Supplied records:
>>
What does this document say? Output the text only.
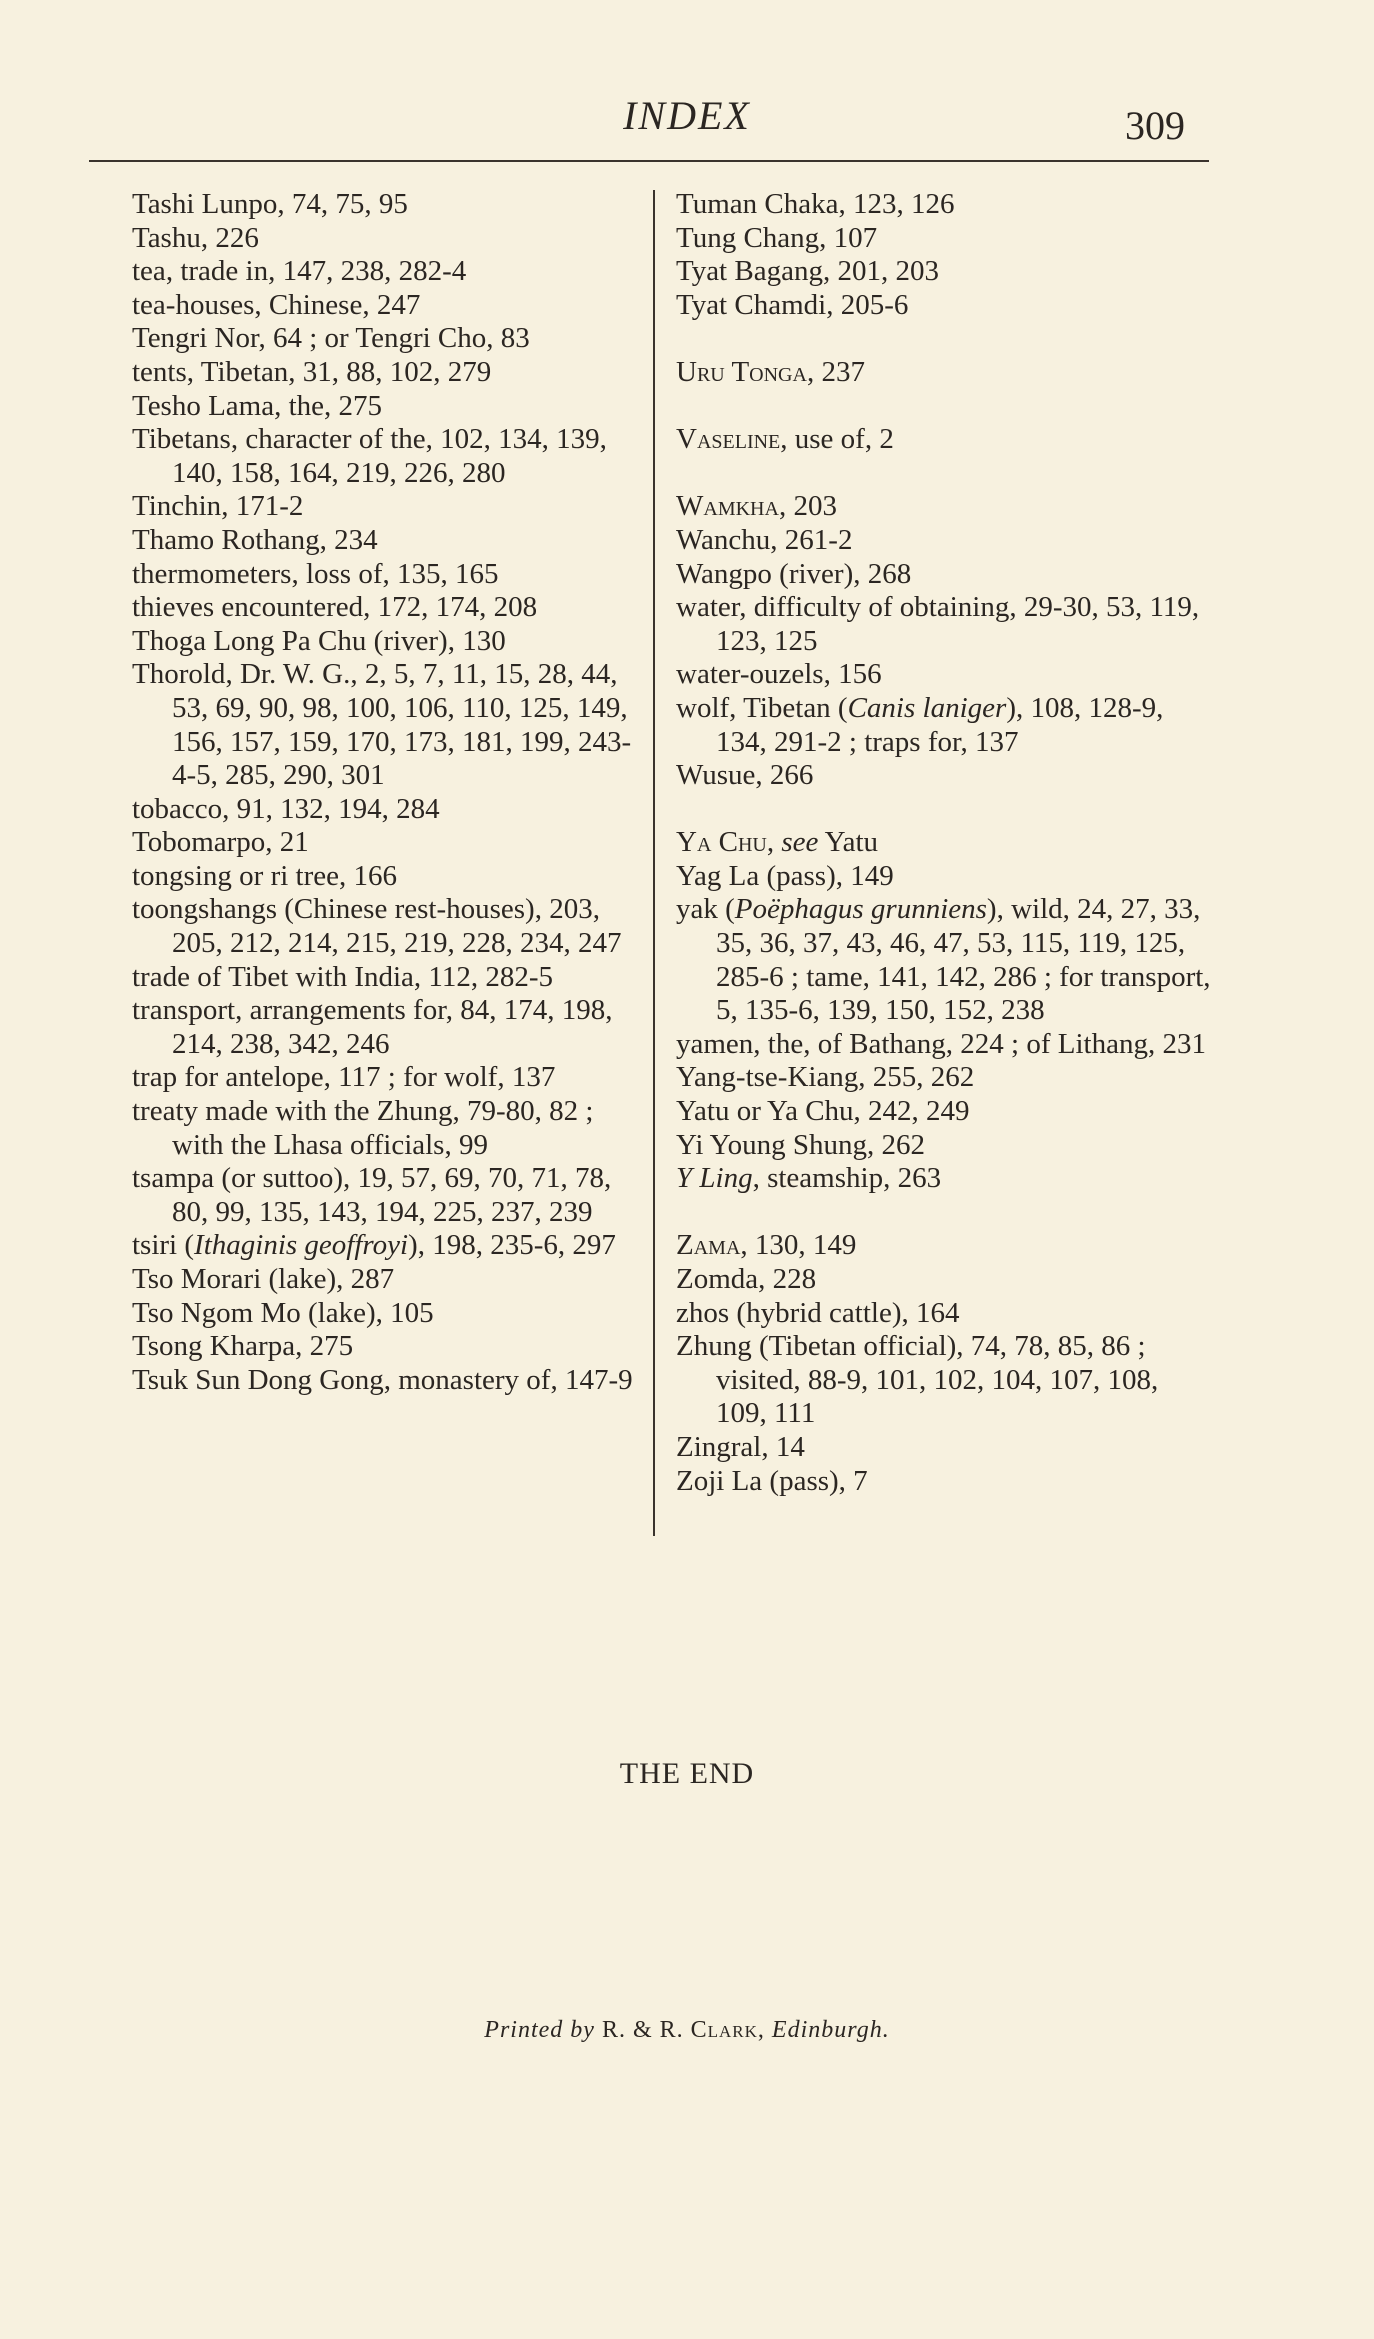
INDEX	309

Tashi Lunpo, 74, 75, 95

Tashu, 226

tea, trade in, 147, 238, 282-4

tea-houses, Chinese, 247

Tengri Nor, 64 ; or Tengri Cho, 83

tents, Tibetan, 31, 88, 102, 279

Tesho Lama, the, 275

Tibetans, character of the, 102, 134, 139, 140, 158, 164, 219, 226, 280

Tinchin, 171-2

Thamo Rothang, 234

thermometers, loss of, 135, 165

thieves encountered, 172, 174, 208

Thoga Long Pa Chu (river), 130

Thorold, Dr. W. G., 2, 5, 7, 11, 15, 28, 44, 53, 69, 90, 98, 100, 106, 110, 125, 149, 156, 157, 159, 170, 173, 181, 199, 243-4-5, 285, 290, 301

tobacco, 91, 132, 194, 284

Tobomarpo, 21

tongsing or ri tree, 166

toongshangs (Chinese rest-houses), 203, 205, 212, 214, 215, 219, 228, 234, 247

trade of Tibet with India, 112, 282-5

transport, arrangements for, 84, 174, 198, 214, 238, 342, 246

trap for antelope, 117 ; for wolf, 137

treaty made with the Zhung, 79-80, 82 ; with the Lhasa officials, 99

tsampa (or suttoo), 19, 57, 69, 70, 71, 78, 80, 99, 135, 143, 194, 225, 237, 239

tsiri (Ithaginis geoffroyi), 198, 235-6, 297

Tso Morari (lake), 287

Tso Ngom Mo (lake), 105

Tsong Kharpa, 275

Tsuk Sun Dong Gong, monastery of, 147-9

Tuman Chaka, 123, 126

Tung Chang, 107

Tyat Bagang, 201, 203

Tyat Chamdi, 205-6

Uru Tonga, 237

Vaseline, use of, 2

Wamkha, 203

Wanchu, 261-2

Wangpo (river), 268

water, difficulty of obtaining, 29-30, 53, 119, 123, 125

water-ouzels, 156

wolf, Tibetan (Canis laniger), 108, 128-9, 134, 291-2 ; traps for, 137

Wusue, 266

Ya Chu, see Yatu

Yag La (pass), 149

yak (Poëphagus grunniens), wild, 24, 27, 33, 35, 36, 37, 43, 46, 47, 53, 115, 119, 125, 285-6 ; tame, 141, 142, 286 ; for transport, 5, 135-6, 139, 150, 152, 238

yamen, the, of Bathang, 224 ; of Lithang, 231

Yang-tse-Kiang, 255, 262

Yatu or Ya Chu, 242, 249

Yi Young Shung, 262

Y Ling, steamship, 263

Zama, 130, 149

Zomda, 228

zhos (hybrid cattle), 164

Zhung (Tibetan official), 74, 78, 85, 86 ; visited, 88-9, 101, 102, 104, 107, 108, 109, 111

Zingral, 14

Zoji La (pass), 7

THE END
Printed by R. & R. Clark, Edinburgh.
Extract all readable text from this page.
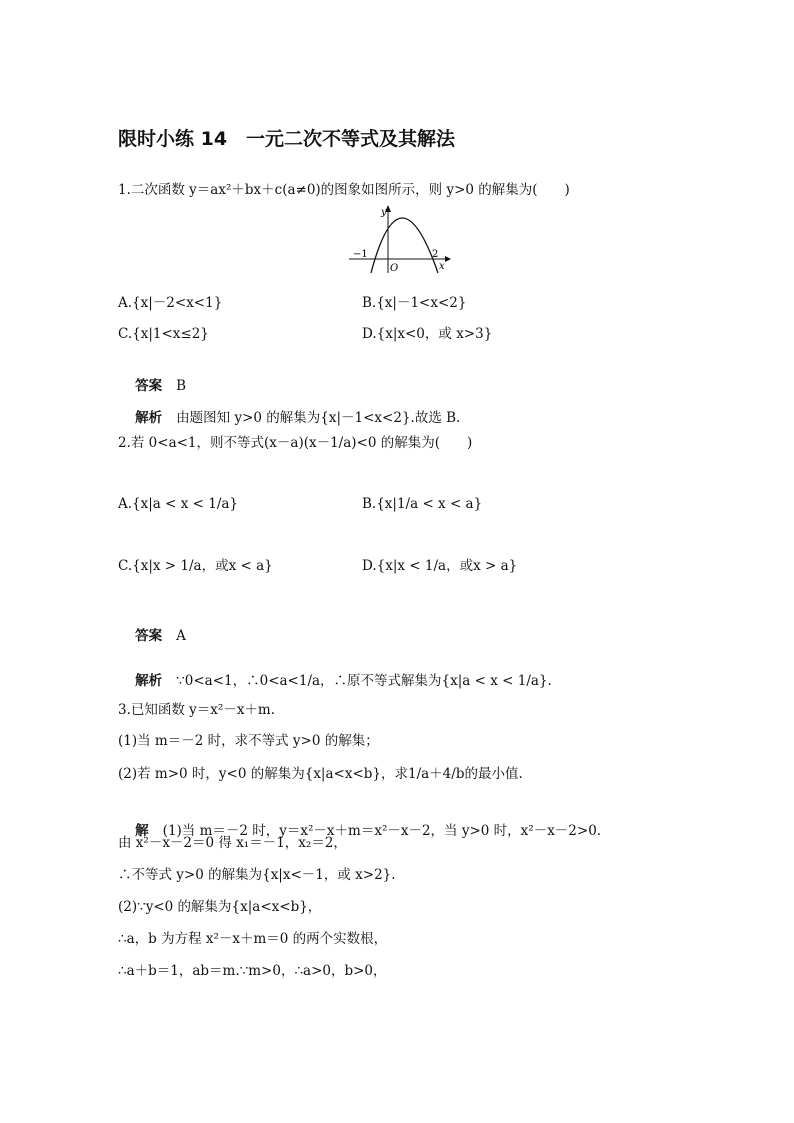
限时小练 14　一元二次不等式及其解法
1.二次函数 y＝ax²＋bx＋c(a≠0)的图象如图所示，则 y>0 的解集为(　　)
y
x
O
−1	2
A.{x|－2<x<1}	B.{x|－1<x<2}
C.{x|1<x≤2}	D.{x|x<0，或 x>3}

答案 B

解析 由题图知 y>0 的解集为{x|－1<x<2}.故选 B.

2.若 0<a<1，则不等式(x－a)(x－1/a)<0 的解集为(　　)
A.{x|a < x < 1/a}	B.{x|1/a < x < a}
C.{x|x > 1/a，或x < a}	D.{x|x < 1/a，或x > a}

答案 A

解析 ∵0<a<1，∴0<a<1/a，∴原不等式解集为{x|a < x < 1/a}.

3.已知函数 y＝x²－x＋m.
(1)当 m＝－2 时，求不等式 y>0 的解集；
(2)若 m>0 时，y<0 的解集为{x|a<x<b}，求1/a＋4/b的最小值.

解 (1)当 m＝－2 时，y＝x²－x＋m＝x²－x－2，当 y>0 时，x²－x－2>0.

由 x²－x－2＝0 得 x₁＝－1，x₂＝2，
∴不等式 y>0 的解集为{x|x<－1，或 x>2}.
(2)∵y<0 的解集为{x|a<x<b}，
∴a，b 为方程 x²－x＋m＝0 的两个实数根，
∴a＋b＝1，ab＝m.∵m>0，∴a>0，b>0，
<<
The pictures should not appear in the copy; every other part of the records above must be returned exactly.

Output below:
What does this document say? Output the text only.
INDEX	309

Tashi Lunpo, 74, 75, 95

Tashu, 226

tea, trade in, 147, 238, 282-4

tea-houses, Chinese, 247

Tengri Nor, 64 ; or Tengri Cho, 83

tents, Tibetan, 31, 88, 102, 279

Tesho Lama, the, 275

Tibetans, character of the, 102, 134, 139, 140, 158, 164, 219, 226, 280

Tinchin, 171-2

Thamo Rothang, 234

thermometers, loss of, 135, 165

thieves encountered, 172, 174, 208

Thoga Long Pa Chu (river), 130

Thorold, Dr. W. G., 2, 5, 7, 11, 15, 28, 44, 53, 69, 90, 98, 100, 106, 110, 125, 149, 156, 157, 159, 170, 173, 181, 199, 243-4-5, 285, 290, 301

tobacco, 91, 132, 194, 284

Tobomarpo, 21

tongsing or ri tree, 166

toongshangs (Chinese rest-houses), 203, 205, 212, 214, 215, 219, 228, 234, 247

trade of Tibet with India, 112, 282-5

transport, arrangements for, 84, 174, 198, 214, 238, 342, 246

trap for antelope, 117 ; for wolf, 137

treaty made with the Zhung, 79-80, 82 ; with the Lhasa officials, 99

tsampa (or suttoo), 19, 57, 69, 70, 71, 78, 80, 99, 135, 143, 194, 225, 237, 239

tsiri (Ithaginis geoffroyi), 198, 235-6, 297

Tso Morari (lake), 287

Tso Ngom Mo (lake), 105

Tsong Kharpa, 275

Tsuk Sun Dong Gong, monastery of, 147-9

Tuman Chaka, 123, 126

Tung Chang, 107

Tyat Bagang, 201, 203

Tyat Chamdi, 205-6

Uru Tonga, 237

Vaseline, use of, 2

Wamkha, 203

Wanchu, 261-2

Wangpo (river), 268

water, difficulty of obtaining, 29-30, 53, 119, 123, 125

water-ouzels, 156

wolf, Tibetan (Canis laniger), 108, 128-9, 134, 291-2 ; traps for, 137

Wusue, 266

Ya Chu, see Yatu

Yag La (pass), 149

yak (Poëphagus grunniens), wild, 24, 27, 33, 35, 36, 37, 43, 46, 47, 53, 115, 119, 125, 285-6 ; tame, 141, 142, 286 ; for transport, 5, 135-6, 139, 150, 152, 238

yamen, the, of Bathang, 224 ; of Lithang, 231

Yang-tse-Kiang, 255, 262

Yatu or Ya Chu, 242, 249

Yi Young Shung, 262

Y Ling, steamship, 263

Zama, 130, 149

Zomda, 228

zhos (hybrid cattle), 164

Zhung (Tibetan official), 74, 78, 85, 86 ; visited, 88-9, 101, 102, 104, 107, 108, 109, 111

Zingral, 14

Zoji La (pass), 7

THE END
Printed by R. & R. Clark, Edinburgh.
Extract all readable text from this page.
限时小练 14　一元二次不等式及其解法
1.二次函数 y＝ax²＋bx＋c(a≠0)的图象如图所示，则 y>0 的解集为(　　)
y
x
O
−1	2
A.{x|－2<x<1}	B.{x|－1<x<2}
C.{x|1<x≤2}	D.{x|x<0，或 x>3}

答案 B

解析 由题图知 y>0 的解集为{x|－1<x<2}.故选 B.

2.若 0<a<1，则不等式(x－a)(x－1/a)<0 的解集为(　　)
A.{x|a < x < 1/a}	B.{x|1/a < x < a}
C.{x|x > 1/a，或x < a}	D.{x|x < 1/a，或x > a}

答案 A

解析 ∵0<a<1，∴0<a<1/a，∴原不等式解集为{x|a < x < 1/a}.

3.已知函数 y＝x²－x＋m.
(1)当 m＝－2 时，求不等式 y>0 的解集；
(2)若 m>0 时，y<0 的解集为{x|a<x<b}，求1/a＋4/b的最小值.

解 (1)当 m＝－2 时，y＝x²－x＋m＝x²－x－2，当 y>0 时，x²－x－2>0.

由 x²－x－2＝0 得 x₁＝－1，x₂＝2，
∴不等式 y>0 的解集为{x|x<－1，或 x>2}.
(2)∵y<0 的解集为{x|a<x<b}，
∴a，b 为方程 x²－x＋m＝0 的两个实数根，
∴a＋b＝1，ab＝m.∵m>0，∴a>0，b>0，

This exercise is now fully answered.